● Directives:
[1] From the passage on object detection in remote sensing images, list every figure it gives in its bridge example.
[2] Carry on writing the passage on object detection in remote sensing images from where it ends.

● Selected passage:
________________________

Compared with natural scenes, object detection in remote sensing images suffers from fundamental challenges like changeable-scale objects, small objects in dense-target scenes. Figure 1 illustrates the instance size distribution of typical remote sensing dataset DOTA [14] and natural dataset VOC [15]. It is clear that the DOTA dataset is dominated by instances under 100 pixels while the instances in VOC dataset are widely distributed between 0 to 500 pixels. In addition, there are both some extremely small and huge objects in remote sensing scenes. For example, a bridge can be as small as 15 pixels and as large as 1200 pixels, which is 80 times larger than the smaller one. The enormous differences among instances make the detection task more challenging because models must be flexible enough to handle extremely tiny and giant objects.

________________________

● Dataset extract:
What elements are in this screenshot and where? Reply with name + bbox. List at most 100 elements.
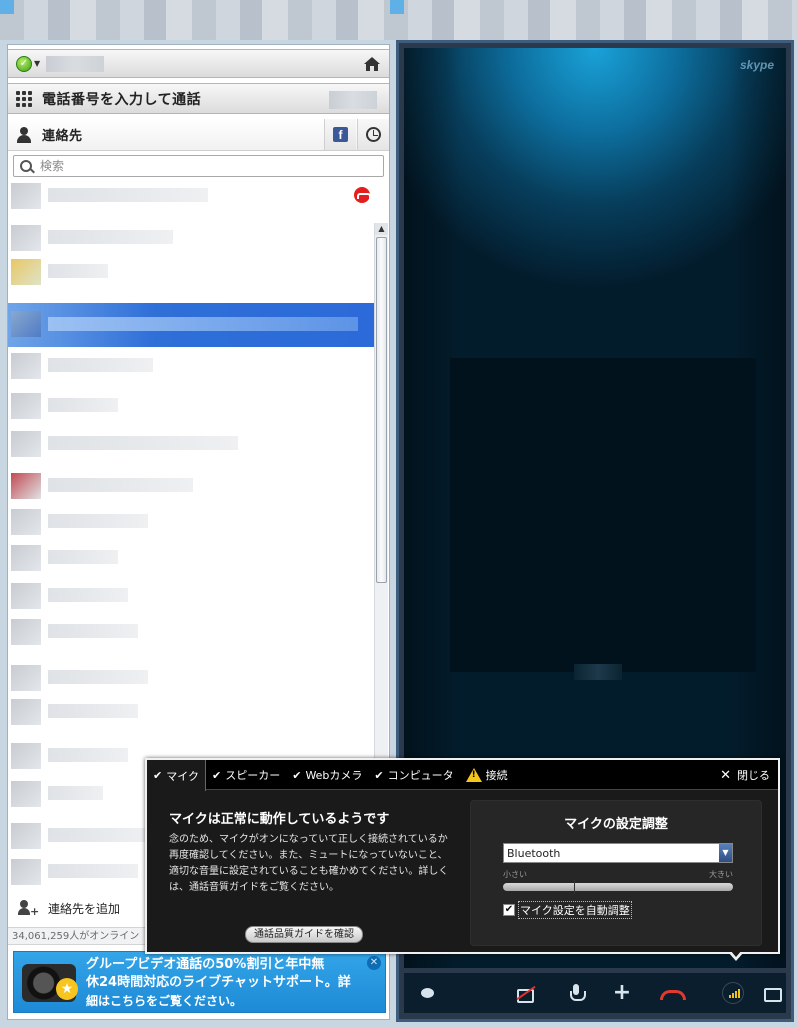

________________________

● Answers to the tasks:
[1]
- 15 pixels
- 1200 pixels
- 80 times

[2]
To handle these problems above, this paper attempts to enhance the ability of feature representation by proposing two novel structures: Dual Top-Down Module (DTDM) and Dense-connected Inception (Dense Inception) module. DTDM is merged into top layers of the backbone network, with limited extra computation under control, and replaces the top layers of the backbone network with two top-down modules branches. For one branch, the features from the last several layers are integrated from upper layers to lower layers and delivered directly to the prediction module. For the other, the top layers of the backbone network are combined to generate the fusion feature and replace the top layer. By combining different level features—low-level local detailed features and high-level global semantic features—the ability of feature representation is significantly enhanced and the performance on small objects is improved. Inspired by the dense structure of DenseNet [16], this paper proposes Dense Inception with dense-connected branches of different atrous layers, to combine features from branches with stronger correlation and more effective field, yielding more efficient integrated features. Dense Inception further enhances the ability of feature representation of each feature map, which is useful for detecting changeable-scale objects.
Our detection framework effectively improves the model’s ability of feature representation. With adding newly proposed structures, our detector achieves state-of-the-art performance among published articles on the public DOTA dataset. In this paper, our contributions can be briefly summarized as follows:
  • We propose a novel top-down module, DTDM, to combine multi-scale features from fusion layers of multiple layers. The multi-scale features from different layers can be effectively merged to detect multi-scale objects in complicated scenes.
  • We introduce a Dense Inception module to extract features more efficiently. The new structure can generate features that cover larger and denser receptive field size, as well as effectively integrating contextual information.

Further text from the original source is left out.